--- GOAL ---
Filter for the word "label" and keep each matching line.
START RECORDS FOR THE EXERCISE
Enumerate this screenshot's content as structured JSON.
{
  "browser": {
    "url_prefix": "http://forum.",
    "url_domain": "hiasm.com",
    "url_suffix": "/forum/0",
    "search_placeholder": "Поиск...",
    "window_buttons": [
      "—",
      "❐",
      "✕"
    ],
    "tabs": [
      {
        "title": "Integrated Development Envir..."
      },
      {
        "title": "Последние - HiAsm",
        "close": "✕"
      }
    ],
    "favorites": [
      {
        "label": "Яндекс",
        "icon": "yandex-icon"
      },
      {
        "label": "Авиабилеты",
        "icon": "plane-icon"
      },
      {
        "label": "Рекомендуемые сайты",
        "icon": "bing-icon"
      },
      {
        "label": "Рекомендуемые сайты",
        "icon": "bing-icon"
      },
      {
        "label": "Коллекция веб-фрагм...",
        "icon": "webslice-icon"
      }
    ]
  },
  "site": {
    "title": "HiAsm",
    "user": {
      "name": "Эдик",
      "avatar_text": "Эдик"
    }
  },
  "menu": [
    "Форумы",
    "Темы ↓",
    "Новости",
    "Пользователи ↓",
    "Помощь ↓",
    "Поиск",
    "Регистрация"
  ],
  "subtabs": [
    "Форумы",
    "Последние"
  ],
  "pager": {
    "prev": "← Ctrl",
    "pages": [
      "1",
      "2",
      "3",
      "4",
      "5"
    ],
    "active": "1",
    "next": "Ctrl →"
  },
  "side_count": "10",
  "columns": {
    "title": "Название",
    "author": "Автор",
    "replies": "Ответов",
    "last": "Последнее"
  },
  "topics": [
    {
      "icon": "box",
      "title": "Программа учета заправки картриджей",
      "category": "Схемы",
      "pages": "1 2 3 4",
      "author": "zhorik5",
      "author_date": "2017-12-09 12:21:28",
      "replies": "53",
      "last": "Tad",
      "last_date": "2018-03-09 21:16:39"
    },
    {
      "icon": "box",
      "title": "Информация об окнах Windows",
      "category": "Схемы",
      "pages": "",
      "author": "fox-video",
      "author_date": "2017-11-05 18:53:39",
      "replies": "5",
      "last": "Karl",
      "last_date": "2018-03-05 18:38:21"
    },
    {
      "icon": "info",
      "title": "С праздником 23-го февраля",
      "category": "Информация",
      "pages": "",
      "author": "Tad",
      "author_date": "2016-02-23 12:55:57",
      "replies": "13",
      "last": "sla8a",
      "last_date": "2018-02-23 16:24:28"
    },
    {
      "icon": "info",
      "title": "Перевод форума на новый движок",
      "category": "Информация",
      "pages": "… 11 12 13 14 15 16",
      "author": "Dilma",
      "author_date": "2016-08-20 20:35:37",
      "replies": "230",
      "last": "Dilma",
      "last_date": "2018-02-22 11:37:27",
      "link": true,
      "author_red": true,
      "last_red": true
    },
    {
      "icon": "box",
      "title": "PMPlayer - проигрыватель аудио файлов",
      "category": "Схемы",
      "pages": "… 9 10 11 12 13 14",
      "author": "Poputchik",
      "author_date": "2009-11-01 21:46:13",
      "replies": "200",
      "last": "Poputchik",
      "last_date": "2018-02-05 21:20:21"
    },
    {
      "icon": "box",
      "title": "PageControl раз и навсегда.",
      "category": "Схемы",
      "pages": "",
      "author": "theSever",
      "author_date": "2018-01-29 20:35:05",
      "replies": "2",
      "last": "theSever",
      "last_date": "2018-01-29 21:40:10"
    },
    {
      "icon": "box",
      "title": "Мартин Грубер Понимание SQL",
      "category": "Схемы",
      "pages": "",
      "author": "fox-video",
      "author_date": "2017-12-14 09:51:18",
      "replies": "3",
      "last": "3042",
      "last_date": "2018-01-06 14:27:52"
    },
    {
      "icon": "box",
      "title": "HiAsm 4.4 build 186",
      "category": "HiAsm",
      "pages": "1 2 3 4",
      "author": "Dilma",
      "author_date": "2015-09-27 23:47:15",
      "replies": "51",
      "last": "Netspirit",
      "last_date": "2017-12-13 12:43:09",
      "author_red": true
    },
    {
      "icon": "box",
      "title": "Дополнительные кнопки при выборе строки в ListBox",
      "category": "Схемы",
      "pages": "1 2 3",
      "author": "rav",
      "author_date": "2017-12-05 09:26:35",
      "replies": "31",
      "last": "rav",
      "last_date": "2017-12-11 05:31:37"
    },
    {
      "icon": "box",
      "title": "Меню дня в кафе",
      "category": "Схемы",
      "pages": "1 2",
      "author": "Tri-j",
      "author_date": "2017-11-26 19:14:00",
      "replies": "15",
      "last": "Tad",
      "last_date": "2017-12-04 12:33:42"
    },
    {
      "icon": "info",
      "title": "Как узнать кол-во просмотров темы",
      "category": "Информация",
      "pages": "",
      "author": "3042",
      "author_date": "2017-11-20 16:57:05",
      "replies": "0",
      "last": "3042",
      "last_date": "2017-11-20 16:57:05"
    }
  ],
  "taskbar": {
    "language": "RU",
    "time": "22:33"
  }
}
END RECORDS FOR THE EXERCISE
--- RESULT OF THIS EXERCISE ---
        "label": "Яндекс",
        "label": "Авиабилеты",
        "label": "Рекомендуемые сайты",
        "label": "Рекомендуемые сайты",
        "label": "Коллекция веб-фрагм...",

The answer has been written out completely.